* Recorded information:
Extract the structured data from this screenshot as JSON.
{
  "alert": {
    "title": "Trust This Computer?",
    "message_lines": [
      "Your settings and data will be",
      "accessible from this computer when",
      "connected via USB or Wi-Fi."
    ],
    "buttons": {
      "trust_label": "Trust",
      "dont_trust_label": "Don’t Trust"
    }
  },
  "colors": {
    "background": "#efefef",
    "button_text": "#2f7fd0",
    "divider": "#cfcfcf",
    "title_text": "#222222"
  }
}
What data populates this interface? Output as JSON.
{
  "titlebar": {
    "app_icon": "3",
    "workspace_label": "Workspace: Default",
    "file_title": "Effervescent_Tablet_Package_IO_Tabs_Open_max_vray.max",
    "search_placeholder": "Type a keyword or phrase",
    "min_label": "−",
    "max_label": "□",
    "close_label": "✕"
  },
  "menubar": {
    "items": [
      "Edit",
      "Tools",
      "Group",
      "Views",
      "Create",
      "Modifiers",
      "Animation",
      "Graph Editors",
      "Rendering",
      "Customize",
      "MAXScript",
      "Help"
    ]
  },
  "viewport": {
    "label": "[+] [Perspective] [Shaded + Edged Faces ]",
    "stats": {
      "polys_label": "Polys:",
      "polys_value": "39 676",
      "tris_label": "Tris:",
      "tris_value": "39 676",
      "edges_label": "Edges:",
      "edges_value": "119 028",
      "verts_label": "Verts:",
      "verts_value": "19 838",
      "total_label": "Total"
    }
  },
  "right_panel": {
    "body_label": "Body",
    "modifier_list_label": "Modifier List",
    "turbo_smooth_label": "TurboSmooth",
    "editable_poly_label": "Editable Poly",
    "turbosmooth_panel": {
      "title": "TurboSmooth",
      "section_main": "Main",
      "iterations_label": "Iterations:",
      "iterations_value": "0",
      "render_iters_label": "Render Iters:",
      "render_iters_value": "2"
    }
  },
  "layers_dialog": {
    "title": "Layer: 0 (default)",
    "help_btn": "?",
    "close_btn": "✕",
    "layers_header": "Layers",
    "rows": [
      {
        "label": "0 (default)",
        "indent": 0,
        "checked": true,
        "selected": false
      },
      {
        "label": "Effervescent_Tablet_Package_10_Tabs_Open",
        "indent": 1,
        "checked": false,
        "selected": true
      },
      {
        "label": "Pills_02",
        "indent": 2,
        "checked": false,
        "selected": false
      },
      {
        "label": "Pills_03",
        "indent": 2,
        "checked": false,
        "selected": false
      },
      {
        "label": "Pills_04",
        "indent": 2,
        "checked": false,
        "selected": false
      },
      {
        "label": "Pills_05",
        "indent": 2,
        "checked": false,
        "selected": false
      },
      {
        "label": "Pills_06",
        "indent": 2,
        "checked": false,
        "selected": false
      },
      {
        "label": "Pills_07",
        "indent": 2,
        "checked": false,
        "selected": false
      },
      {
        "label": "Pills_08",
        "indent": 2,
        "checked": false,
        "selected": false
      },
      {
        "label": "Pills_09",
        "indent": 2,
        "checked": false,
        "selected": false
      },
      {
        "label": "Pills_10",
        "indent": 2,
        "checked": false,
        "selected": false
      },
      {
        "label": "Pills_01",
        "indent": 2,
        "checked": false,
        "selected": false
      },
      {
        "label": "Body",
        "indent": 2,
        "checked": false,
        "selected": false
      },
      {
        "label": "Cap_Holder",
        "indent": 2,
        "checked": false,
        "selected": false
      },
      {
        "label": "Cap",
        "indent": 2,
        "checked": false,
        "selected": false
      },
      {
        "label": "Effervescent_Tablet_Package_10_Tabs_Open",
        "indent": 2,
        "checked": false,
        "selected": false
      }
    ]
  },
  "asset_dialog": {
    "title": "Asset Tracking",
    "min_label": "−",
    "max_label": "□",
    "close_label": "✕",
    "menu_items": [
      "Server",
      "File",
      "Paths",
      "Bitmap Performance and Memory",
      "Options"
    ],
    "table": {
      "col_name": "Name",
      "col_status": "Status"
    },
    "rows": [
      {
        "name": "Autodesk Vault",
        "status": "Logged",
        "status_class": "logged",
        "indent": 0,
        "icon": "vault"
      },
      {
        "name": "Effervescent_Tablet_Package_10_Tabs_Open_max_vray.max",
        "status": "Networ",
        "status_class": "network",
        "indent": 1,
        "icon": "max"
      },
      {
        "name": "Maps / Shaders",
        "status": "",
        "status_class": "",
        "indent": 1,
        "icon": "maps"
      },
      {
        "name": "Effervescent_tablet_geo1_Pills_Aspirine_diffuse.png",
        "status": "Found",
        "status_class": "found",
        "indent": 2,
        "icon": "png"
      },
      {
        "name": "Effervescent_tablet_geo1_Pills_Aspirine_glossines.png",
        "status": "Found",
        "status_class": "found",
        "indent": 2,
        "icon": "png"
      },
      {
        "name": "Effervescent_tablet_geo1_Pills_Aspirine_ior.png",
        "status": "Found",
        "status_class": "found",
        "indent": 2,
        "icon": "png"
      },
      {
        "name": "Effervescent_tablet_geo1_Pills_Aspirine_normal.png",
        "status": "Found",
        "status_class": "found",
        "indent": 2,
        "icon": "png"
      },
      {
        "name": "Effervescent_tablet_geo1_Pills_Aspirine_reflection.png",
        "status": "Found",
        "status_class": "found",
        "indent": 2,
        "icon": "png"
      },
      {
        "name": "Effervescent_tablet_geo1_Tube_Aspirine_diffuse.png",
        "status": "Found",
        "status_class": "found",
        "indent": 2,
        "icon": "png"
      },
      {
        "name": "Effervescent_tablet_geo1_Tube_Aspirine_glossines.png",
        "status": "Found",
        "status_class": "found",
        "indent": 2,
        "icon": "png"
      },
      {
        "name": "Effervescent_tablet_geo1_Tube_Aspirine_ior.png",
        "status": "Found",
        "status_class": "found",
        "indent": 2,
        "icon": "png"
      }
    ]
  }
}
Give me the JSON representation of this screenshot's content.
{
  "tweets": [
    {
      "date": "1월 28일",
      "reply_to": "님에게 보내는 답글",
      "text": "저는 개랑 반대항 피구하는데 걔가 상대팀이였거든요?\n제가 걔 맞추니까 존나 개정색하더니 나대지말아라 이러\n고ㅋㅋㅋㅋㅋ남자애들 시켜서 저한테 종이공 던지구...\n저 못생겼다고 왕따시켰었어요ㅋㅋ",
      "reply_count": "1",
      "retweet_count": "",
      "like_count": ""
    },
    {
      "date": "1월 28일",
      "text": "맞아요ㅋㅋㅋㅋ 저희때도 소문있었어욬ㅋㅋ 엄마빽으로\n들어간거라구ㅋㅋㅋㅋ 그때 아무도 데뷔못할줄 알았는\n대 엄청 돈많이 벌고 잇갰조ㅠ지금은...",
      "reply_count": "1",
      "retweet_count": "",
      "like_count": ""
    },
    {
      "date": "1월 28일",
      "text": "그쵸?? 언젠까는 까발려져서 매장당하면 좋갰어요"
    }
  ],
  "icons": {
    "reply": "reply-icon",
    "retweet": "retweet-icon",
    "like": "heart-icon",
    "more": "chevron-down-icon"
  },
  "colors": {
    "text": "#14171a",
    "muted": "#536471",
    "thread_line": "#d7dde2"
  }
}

* Given request: Reproduce every record above exactly as it appears.

* Solution to this problem:
Extract the structured data from this screenshot as JSON.
{
  "alert": {
    "title": "Trust This Computer?",
    "message_lines": [
      "Your settings and data will be",
      "accessible from this computer when",
      "connected via USB or Wi-Fi."
    ],
    "buttons": {
      "trust_label": "Trust",
      "dont_trust_label": "Don’t Trust"
    }
  },
  "colors": {
    "background": "#efefef",
    "button_text": "#2f7fd0",
    "divider": "#cfcfcf",
    "title_text": "#222222"
  }
}
What data populates this interface? Output as JSON.
{
  "titlebar": {
    "app_icon": "3",
    "workspace_label": "Workspace: Default",
    "file_title": "Effervescent_Tablet_Package_IO_Tabs_Open_max_vray.max",
    "search_placeholder": "Type a keyword or phrase",
    "min_label": "−",
    "max_label": "□",
    "close_label": "✕"
  },
  "menubar": {
    "items": [
      "Edit",
      "Tools",
      "Group",
      "Views",
      "Create",
      "Modifiers",
      "Animation",
      "Graph Editors",
      "Rendering",
      "Customize",
      "MAXScript",
      "Help"
    ]
  },
  "viewport": {
    "label": "[+] [Perspective] [Shaded + Edged Faces ]",
    "stats": {
      "polys_label": "Polys:",
      "polys_value": "39 676",
      "tris_label": "Tris:",
      "tris_value": "39 676",
      "edges_label": "Edges:",
      "edges_value": "119 028",
      "verts_label": "Verts:",
      "verts_value": "19 838",
      "total_label": "Total"
    }
  },
  "right_panel": {
    "body_label": "Body",
    "modifier_list_label": "Modifier List",
    "turbo_smooth_label": "TurboSmooth",
    "editable_poly_label": "Editable Poly",
    "turbosmooth_panel": {
      "title": "TurboSmooth",
      "section_main": "Main",
      "iterations_label": "Iterations:",
      "iterations_value": "0",
      "render_iters_label": "Render Iters:",
      "render_iters_value": "2"
    }
  },
  "layers_dialog": {
    "title": "Layer: 0 (default)",
    "help_btn": "?",
    "close_btn": "✕",
    "layers_header": "Layers",
    "rows": [
      {
        "label": "0 (default)",
        "indent": 0,
        "checked": true,
        "selected": false
      },
      {
        "label": "Effervescent_Tablet_Package_10_Tabs_Open",
        "indent": 1,
        "checked": false,
        "selected": true
      },
      {
        "label": "Pills_02",
        "indent": 2,
        "checked": false,
        "selected": false
      },
      {
        "label": "Pills_03",
        "indent": 2,
        "checked": false,
        "selected": false
      },
      {
        "label": "Pills_04",
        "indent": 2,
        "checked": false,
        "selected": false
      },
      {
        "label": "Pills_05",
        "indent": 2,
        "checked": false,
        "selected": false
      },
      {
        "label": "Pills_06",
        "indent": 2,
        "checked": false,
        "selected": false
      },
      {
        "label": "Pills_07",
        "indent": 2,
        "checked": false,
        "selected": false
      },
      {
        "label": "Pills_08",
        "indent": 2,
        "checked": false,
        "selected": false
      },
      {
        "label": "Pills_09",
        "indent": 2,
        "checked": false,
        "selected": false
      },
      {
        "label": "Pills_10",
        "indent": 2,
        "checked": false,
        "selected": false
      },
      {
        "label": "Pills_01",
        "indent": 2,
        "checked": false,
        "selected": false
      },
      {
        "label": "Body",
        "indent": 2,
        "checked": false,
        "selected": false
      },
      {
        "label": "Cap_Holder",
        "indent": 2,
        "checked": false,
        "selected": false
      },
      {
        "label": "Cap",
        "indent": 2,
        "checked": false,
        "selected": false
      },
      {
        "label": "Effervescent_Tablet_Package_10_Tabs_Open",
        "indent": 2,
        "checked": false,
        "selected": false
      }
    ]
  },
  "asset_dialog": {
    "title": "Asset Tracking",
    "min_label": "−",
    "max_label": "□",
    "close_label": "✕",
    "menu_items": [
      "Server",
      "File",
      "Paths",
      "Bitmap Performance and Memory",
      "Options"
    ],
    "table": {
      "col_name": "Name",
      "col_status": "Status"
    },
    "rows": [
      {
        "name": "Autodesk Vault",
        "status": "Logged",
        "status_class": "logged",
        "indent": 0,
        "icon": "vault"
      },
      {
        "name": "Effervescent_Tablet_Package_10_Tabs_Open_max_vray.max",
        "status": "Networ",
        "status_class": "network",
        "indent": 1,
        "icon": "max"
      },
      {
        "name": "Maps / Shaders",
        "status": "",
        "status_class": "",
        "indent": 1,
        "icon": "maps"
      },
      {
        "name": "Effervescent_tablet_geo1_Pills_Aspirine_diffuse.png",
        "status": "Found",
        "status_class": "found",
        "indent": 2,
        "icon": "png"
      },
      {
        "name": "Effervescent_tablet_geo1_Pills_Aspirine_glossines.png",
        "status": "Found",
        "status_class": "found",
        "indent": 2,
        "icon": "png"
      },
      {
        "name": "Effervescent_tablet_geo1_Pills_Aspirine_ior.png",
        "status": "Found",
        "status_class": "found",
        "indent": 2,
        "icon": "png"
      },
      {
        "name": "Effervescent_tablet_geo1_Pills_Aspirine_normal.png",
        "status": "Found",
        "status_class": "found",
        "indent": 2,
        "icon": "png"
      },
      {
        "name": "Effervescent_tablet_geo1_Pills_Aspirine_reflection.png",
        "status": "Found",
        "status_class": "found",
        "indent": 2,
        "icon": "png"
      },
      {
        "name": "Effervescent_tablet_geo1_Tube_Aspirine_diffuse.png",
        "status": "Found",
        "status_class": "found",
        "indent": 2,
        "icon": "png"
      },
      {
        "name": "Effervescent_tablet_geo1_Tube_Aspirine_glossines.png",
        "status": "Found",
        "status_class": "found",
        "indent": 2,
        "icon": "png"
      },
      {
        "name": "Effervescent_tablet_geo1_Tube_Aspirine_ior.png",
        "status": "Found",
        "status_class": "found",
        "indent": 2,
        "icon": "png"
      }
    ]
  }
}
Give me the JSON representation of this screenshot's content.
{
  "tweets": [
    {
      "date": "1월 28일",
      "reply_to": "님에게 보내는 답글",
      "text": "저는 개랑 반대항 피구하는데 걔가 상대팀이였거든요?\n제가 걔 맞추니까 존나 개정색하더니 나대지말아라 이러\n고ㅋㅋㅋㅋㅋ남자애들 시켜서 저한테 종이공 던지구...\n저 못생겼다고 왕따시켰었어요ㅋㅋ",
      "reply_count": "1",
      "retweet_count": "",
      "like_count": ""
    },
    {
      "date": "1월 28일",
      "text": "맞아요ㅋㅋㅋㅋ 저희때도 소문있었어욬ㅋㅋ 엄마빽으로\n들어간거라구ㅋㅋㅋㅋ 그때 아무도 데뷔못할줄 알았는\n대 엄청 돈많이 벌고 잇갰조ㅠ지금은...",
      "reply_count": "1",
      "retweet_count": "",
      "like_count": ""
    },
    {
      "date": "1월 28일",
      "text": "그쵸?? 언젠까는 까발려져서 매장당하면 좋갰어요"
    }
  ],
  "icons": {
    "reply": "reply-icon",
    "retweet": "retweet-icon",
    "like": "heart-icon",
    "more": "chevron-down-icon"
  },
  "colors": {
    "text": "#14171a",
    "muted": "#536471",
    "thread_line": "#d7dde2"
  }
}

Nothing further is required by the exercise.